[Stated goal]: Reproduce every record exactly as it appears, but not the pictures.

[Data excerpts]:
┌──

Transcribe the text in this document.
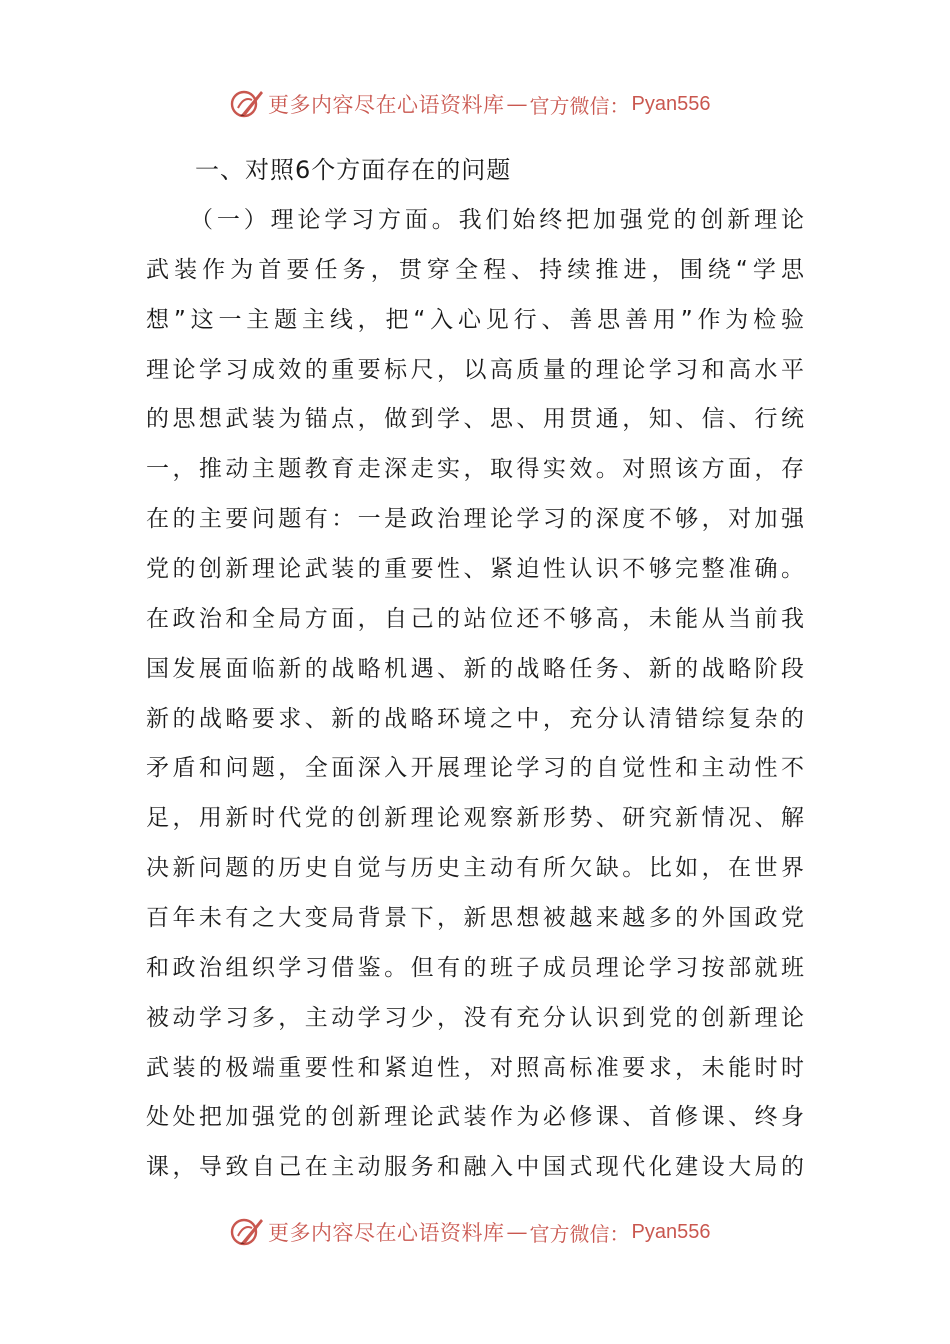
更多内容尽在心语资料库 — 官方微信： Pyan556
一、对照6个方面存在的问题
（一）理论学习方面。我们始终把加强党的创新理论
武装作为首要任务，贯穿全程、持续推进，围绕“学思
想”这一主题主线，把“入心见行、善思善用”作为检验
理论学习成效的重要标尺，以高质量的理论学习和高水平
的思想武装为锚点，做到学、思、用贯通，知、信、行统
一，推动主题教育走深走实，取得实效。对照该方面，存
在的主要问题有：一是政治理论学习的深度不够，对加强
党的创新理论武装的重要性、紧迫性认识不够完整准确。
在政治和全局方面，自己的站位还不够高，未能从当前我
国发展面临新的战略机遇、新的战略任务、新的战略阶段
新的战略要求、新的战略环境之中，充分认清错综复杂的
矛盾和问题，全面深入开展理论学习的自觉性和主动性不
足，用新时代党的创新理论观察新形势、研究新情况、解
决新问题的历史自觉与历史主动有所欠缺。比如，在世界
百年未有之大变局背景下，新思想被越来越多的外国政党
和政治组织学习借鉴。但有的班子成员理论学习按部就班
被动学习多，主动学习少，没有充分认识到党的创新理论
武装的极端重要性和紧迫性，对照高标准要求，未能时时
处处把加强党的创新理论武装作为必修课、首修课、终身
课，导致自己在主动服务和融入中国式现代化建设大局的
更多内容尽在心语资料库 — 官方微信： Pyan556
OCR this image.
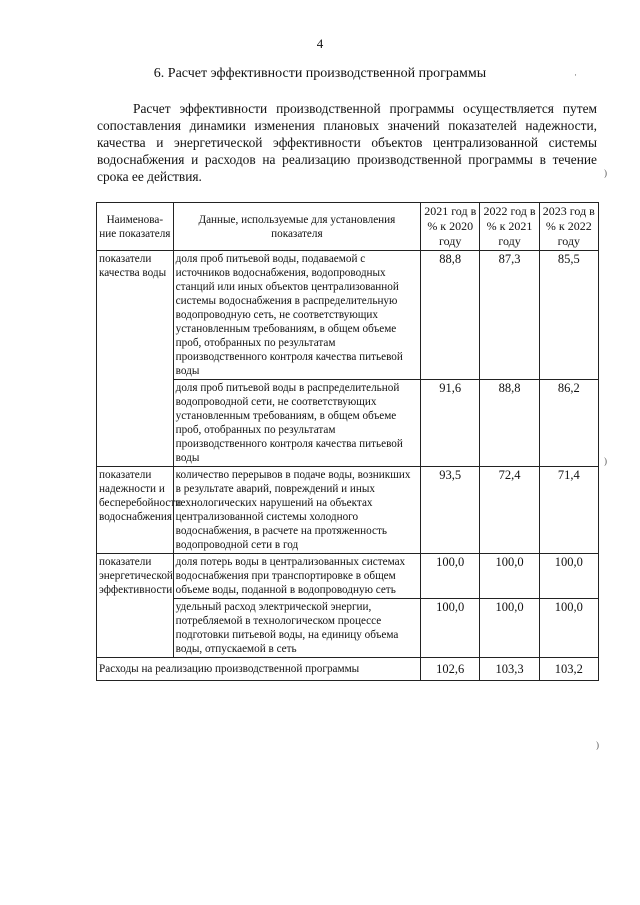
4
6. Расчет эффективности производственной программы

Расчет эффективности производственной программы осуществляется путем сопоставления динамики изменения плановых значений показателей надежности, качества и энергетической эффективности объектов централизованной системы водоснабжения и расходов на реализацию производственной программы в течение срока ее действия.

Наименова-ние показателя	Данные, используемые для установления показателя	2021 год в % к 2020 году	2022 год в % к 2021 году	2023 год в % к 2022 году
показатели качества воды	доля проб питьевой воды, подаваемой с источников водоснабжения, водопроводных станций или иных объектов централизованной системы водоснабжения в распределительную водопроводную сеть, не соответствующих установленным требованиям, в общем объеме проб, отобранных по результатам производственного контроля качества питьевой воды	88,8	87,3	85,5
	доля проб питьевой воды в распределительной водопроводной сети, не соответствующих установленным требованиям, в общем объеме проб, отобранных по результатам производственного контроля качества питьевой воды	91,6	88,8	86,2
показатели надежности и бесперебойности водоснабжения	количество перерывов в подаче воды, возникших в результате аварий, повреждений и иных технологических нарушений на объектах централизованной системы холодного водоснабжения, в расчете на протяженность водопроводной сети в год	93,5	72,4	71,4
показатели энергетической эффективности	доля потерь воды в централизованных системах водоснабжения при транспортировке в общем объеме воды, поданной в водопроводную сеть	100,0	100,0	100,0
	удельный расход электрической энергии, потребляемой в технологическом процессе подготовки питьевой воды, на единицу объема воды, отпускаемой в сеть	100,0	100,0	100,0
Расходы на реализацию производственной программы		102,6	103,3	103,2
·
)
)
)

└──

[Reply]:
Transcribe the text in this document.
更多内容尽在心语资料库 — 官方微信： Pyan556
一、对照6个方面存在的问题
（一）理论学习方面。我们始终把加强党的创新理论
武装作为首要任务，贯穿全程、持续推进，围绕“学思
想”这一主题主线，把“入心见行、善思善用”作为检验
理论学习成效的重要标尺，以高质量的理论学习和高水平
的思想武装为锚点，做到学、思、用贯通，知、信、行统
一，推动主题教育走深走实，取得实效。对照该方面，存
在的主要问题有：一是政治理论学习的深度不够，对加强
党的创新理论武装的重要性、紧迫性认识不够完整准确。
在政治和全局方面，自己的站位还不够高，未能从当前我
国发展面临新的战略机遇、新的战略任务、新的战略阶段
新的战略要求、新的战略环境之中，充分认清错综复杂的
矛盾和问题，全面深入开展理论学习的自觉性和主动性不
足，用新时代党的创新理论观察新形势、研究新情况、解
决新问题的历史自觉与历史主动有所欠缺。比如，在世界
百年未有之大变局背景下，新思想被越来越多的外国政党
和政治组织学习借鉴。但有的班子成员理论学习按部就班
被动学习多，主动学习少，没有充分认识到党的创新理论
武装的极端重要性和紧迫性，对照高标准要求，未能时时
处处把加强党的创新理论武装作为必修课、首修课、终身
课，导致自己在主动服务和融入中国式现代化建设大局的
更多内容尽在心语资料库 — 官方微信： Pyan556
OCR this image.
4
6. Расчет эффективности производственной программы

Расчет эффективности производственной программы осуществляется путем сопоставления динамики изменения плановых значений показателей надежности, качества и энергетической эффективности объектов централизованной системы водоснабжения и расходов на реализацию производственной программы в течение срока ее действия.

Наименова-ние показателя	Данные, используемые для установления показателя	2021 год в % к 2020 году	2022 год в % к 2021 году	2023 год в % к 2022 году
показатели качества воды	доля проб питьевой воды, подаваемой с источников водоснабжения, водопроводных станций или иных объектов централизованной системы водоснабжения в распределительную водопроводную сеть, не соответствующих установленным требованиям, в общем объеме проб, отобранных по результатам производственного контроля качества питьевой воды	88,8	87,3	85,5
	доля проб питьевой воды в распределительной водопроводной сети, не соответствующих установленным требованиям, в общем объеме проб, отобранных по результатам производственного контроля качества питьевой воды	91,6	88,8	86,2
показатели надежности и бесперебойности водоснабжения	количество перерывов в подаче воды, возникших в результате аварий, повреждений и иных технологических нарушений на объектах централизованной системы холодного водоснабжения, в расчете на протяженность водопроводной сети в год	93,5	72,4	71,4
показатели энергетической эффективности	доля потерь воды в централизованных системах водоснабжения при транспортировке в общем объеме воды, поданной в водопроводную сеть	100,0	100,0	100,0
	удельный расход электрической энергии, потребляемой в технологическом процессе подготовки питьевой воды, на единицу объема воды, отпускаемой в сеть	100,0	100,0	100,0
Расходы на реализацию производственной программы		102,6	103,3	103,2
·
)
)
)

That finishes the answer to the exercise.